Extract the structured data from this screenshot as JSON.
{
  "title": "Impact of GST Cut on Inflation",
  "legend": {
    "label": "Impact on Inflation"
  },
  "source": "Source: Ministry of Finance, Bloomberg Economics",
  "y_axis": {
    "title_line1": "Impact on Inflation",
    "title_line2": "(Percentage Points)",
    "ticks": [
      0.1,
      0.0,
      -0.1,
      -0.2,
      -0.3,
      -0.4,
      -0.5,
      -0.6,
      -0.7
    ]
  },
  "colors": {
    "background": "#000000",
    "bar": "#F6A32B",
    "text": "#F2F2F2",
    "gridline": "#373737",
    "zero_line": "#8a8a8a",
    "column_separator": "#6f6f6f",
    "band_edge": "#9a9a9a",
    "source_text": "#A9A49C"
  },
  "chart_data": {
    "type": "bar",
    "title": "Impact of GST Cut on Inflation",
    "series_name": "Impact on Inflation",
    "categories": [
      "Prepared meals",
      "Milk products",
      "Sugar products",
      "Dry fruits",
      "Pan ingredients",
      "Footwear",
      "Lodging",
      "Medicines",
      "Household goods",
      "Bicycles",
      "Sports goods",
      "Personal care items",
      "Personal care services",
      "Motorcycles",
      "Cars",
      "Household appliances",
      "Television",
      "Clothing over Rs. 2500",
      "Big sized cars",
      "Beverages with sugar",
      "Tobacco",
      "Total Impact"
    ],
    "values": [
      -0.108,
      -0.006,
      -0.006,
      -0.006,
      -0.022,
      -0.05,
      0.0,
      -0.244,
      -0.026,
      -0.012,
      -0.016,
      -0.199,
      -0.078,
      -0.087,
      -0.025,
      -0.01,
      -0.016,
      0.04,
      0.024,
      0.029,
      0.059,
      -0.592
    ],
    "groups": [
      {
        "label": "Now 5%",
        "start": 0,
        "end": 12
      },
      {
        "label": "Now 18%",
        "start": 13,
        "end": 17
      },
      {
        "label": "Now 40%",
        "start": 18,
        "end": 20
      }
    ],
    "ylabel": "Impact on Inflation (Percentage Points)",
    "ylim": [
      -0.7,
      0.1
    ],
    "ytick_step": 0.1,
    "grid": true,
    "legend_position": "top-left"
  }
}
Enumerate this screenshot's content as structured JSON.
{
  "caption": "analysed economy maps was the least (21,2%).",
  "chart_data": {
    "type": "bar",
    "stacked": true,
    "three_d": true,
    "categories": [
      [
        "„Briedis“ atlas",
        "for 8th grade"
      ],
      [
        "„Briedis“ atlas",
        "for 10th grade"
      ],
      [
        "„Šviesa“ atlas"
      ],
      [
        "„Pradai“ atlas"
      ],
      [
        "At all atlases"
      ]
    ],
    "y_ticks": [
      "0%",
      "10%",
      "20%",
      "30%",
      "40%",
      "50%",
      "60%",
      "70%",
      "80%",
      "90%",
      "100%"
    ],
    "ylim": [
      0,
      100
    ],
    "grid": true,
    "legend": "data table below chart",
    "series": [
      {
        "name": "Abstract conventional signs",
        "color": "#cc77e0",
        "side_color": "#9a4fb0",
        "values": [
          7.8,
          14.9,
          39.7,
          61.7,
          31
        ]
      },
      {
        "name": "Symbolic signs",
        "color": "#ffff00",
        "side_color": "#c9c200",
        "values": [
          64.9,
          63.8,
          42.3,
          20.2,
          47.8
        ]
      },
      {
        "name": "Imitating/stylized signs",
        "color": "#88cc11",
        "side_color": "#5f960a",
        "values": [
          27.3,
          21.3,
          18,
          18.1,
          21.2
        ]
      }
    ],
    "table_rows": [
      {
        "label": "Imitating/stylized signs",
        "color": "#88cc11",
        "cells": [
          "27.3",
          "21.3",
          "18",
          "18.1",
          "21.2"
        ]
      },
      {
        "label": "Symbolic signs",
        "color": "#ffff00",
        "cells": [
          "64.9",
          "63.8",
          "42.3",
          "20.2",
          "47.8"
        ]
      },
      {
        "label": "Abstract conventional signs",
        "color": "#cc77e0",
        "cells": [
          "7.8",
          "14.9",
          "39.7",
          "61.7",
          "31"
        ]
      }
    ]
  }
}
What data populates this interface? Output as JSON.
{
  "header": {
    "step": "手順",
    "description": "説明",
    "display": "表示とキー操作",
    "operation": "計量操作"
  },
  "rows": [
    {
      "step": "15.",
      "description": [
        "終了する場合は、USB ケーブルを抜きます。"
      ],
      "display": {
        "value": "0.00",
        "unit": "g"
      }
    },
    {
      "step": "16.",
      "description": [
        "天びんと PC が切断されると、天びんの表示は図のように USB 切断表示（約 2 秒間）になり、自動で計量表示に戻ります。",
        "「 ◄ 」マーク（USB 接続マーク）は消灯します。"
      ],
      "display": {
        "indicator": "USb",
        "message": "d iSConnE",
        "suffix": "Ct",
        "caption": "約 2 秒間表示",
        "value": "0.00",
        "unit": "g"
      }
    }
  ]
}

------------

Each line of the material must be restated exactly.

### RESULT OF THIS TASK
Extract the structured data from this screenshot as JSON.
{
  "title": "Impact of GST Cut on Inflation",
  "legend": {
    "label": "Impact on Inflation"
  },
  "source": "Source: Ministry of Finance, Bloomberg Economics",
  "y_axis": {
    "title_line1": "Impact on Inflation",
    "title_line2": "(Percentage Points)",
    "ticks": [
      0.1,
      0.0,
      -0.1,
      -0.2,
      -0.3,
      -0.4,
      -0.5,
      -0.6,
      -0.7
    ]
  },
  "colors": {
    "background": "#000000",
    "bar": "#F6A32B",
    "text": "#F2F2F2",
    "gridline": "#373737",
    "zero_line": "#8a8a8a",
    "column_separator": "#6f6f6f",
    "band_edge": "#9a9a9a",
    "source_text": "#A9A49C"
  },
  "chart_data": {
    "type": "bar",
    "title": "Impact of GST Cut on Inflation",
    "series_name": "Impact on Inflation",
    "categories": [
      "Prepared meals",
      "Milk products",
      "Sugar products",
      "Dry fruits",
      "Pan ingredients",
      "Footwear",
      "Lodging",
      "Medicines",
      "Household goods",
      "Bicycles",
      "Sports goods",
      "Personal care items",
      "Personal care services",
      "Motorcycles",
      "Cars",
      "Household appliances",
      "Television",
      "Clothing over Rs. 2500",
      "Big sized cars",
      "Beverages with sugar",
      "Tobacco",
      "Total Impact"
    ],
    "values": [
      -0.108,
      -0.006,
      -0.006,
      -0.006,
      -0.022,
      -0.05,
      0.0,
      -0.244,
      -0.026,
      -0.012,
      -0.016,
      -0.199,
      -0.078,
      -0.087,
      -0.025,
      -0.01,
      -0.016,
      0.04,
      0.024,
      0.029,
      0.059,
      -0.592
    ],
    "groups": [
      {
        "label": "Now 5%",
        "start": 0,
        "end": 12
      },
      {
        "label": "Now 18%",
        "start": 13,
        "end": 17
      },
      {
        "label": "Now 40%",
        "start": 18,
        "end": 20
      }
    ],
    "ylabel": "Impact on Inflation (Percentage Points)",
    "ylim": [
      -0.7,
      0.1
    ],
    "ytick_step": 0.1,
    "grid": true,
    "legend_position": "top-left"
  }
}
Enumerate this screenshot's content as structured JSON.
{
  "caption": "analysed economy maps was the least (21,2%).",
  "chart_data": {
    "type": "bar",
    "stacked": true,
    "three_d": true,
    "categories": [
      [
        "„Briedis“ atlas",
        "for 8th grade"
      ],
      [
        "„Briedis“ atlas",
        "for 10th grade"
      ],
      [
        "„Šviesa“ atlas"
      ],
      [
        "„Pradai“ atlas"
      ],
      [
        "At all atlases"
      ]
    ],
    "y_ticks": [
      "0%",
      "10%",
      "20%",
      "30%",
      "40%",
      "50%",
      "60%",
      "70%",
      "80%",
      "90%",
      "100%"
    ],
    "ylim": [
      0,
      100
    ],
    "grid": true,
    "legend": "data table below chart",
    "series": [
      {
        "name": "Abstract conventional signs",
        "color": "#cc77e0",
        "side_color": "#9a4fb0",
        "values": [
          7.8,
          14.9,
          39.7,
          61.7,
          31
        ]
      },
      {
        "name": "Symbolic signs",
        "color": "#ffff00",
        "side_color": "#c9c200",
        "values": [
          64.9,
          63.8,
          42.3,
          20.2,
          47.8
        ]
      },
      {
        "name": "Imitating/stylized signs",
        "color": "#88cc11",
        "side_color": "#5f960a",
        "values": [
          27.3,
          21.3,
          18,
          18.1,
          21.2
        ]
      }
    ],
    "table_rows": [
      {
        "label": "Imitating/stylized signs",
        "color": "#88cc11",
        "cells": [
          "27.3",
          "21.3",
          "18",
          "18.1",
          "21.2"
        ]
      },
      {
        "label": "Symbolic signs",
        "color": "#ffff00",
        "cells": [
          "64.9",
          "63.8",
          "42.3",
          "20.2",
          "47.8"
        ]
      },
      {
        "label": "Abstract conventional signs",
        "color": "#cc77e0",
        "cells": [
          "7.8",
          "14.9",
          "39.7",
          "61.7",
          "31"
        ]
      }
    ]
  }
}
What data populates this interface? Output as JSON.
{
  "header": {
    "step": "手順",
    "description": "説明",
    "display": "表示とキー操作",
    "operation": "計量操作"
  },
  "rows": [
    {
      "step": "15.",
      "description": [
        "終了する場合は、USB ケーブルを抜きます。"
      ],
      "display": {
        "value": "0.00",
        "unit": "g"
      }
    },
    {
      "step": "16.",
      "description": [
        "天びんと PC が切断されると、天びんの表示は図のように USB 切断表示（約 2 秒間）になり、自動で計量表示に戻ります。",
        "「 ◄ 」マーク（USB 接続マーク）は消灯します。"
      ],
      "display": {
        "indicator": "USb",
        "message": "d iSConnE",
        "suffix": "Ct",
        "caption": "約 2 秒間表示",
        "value": "0.00",
        "unit": "g"
      }
    }
  ]
}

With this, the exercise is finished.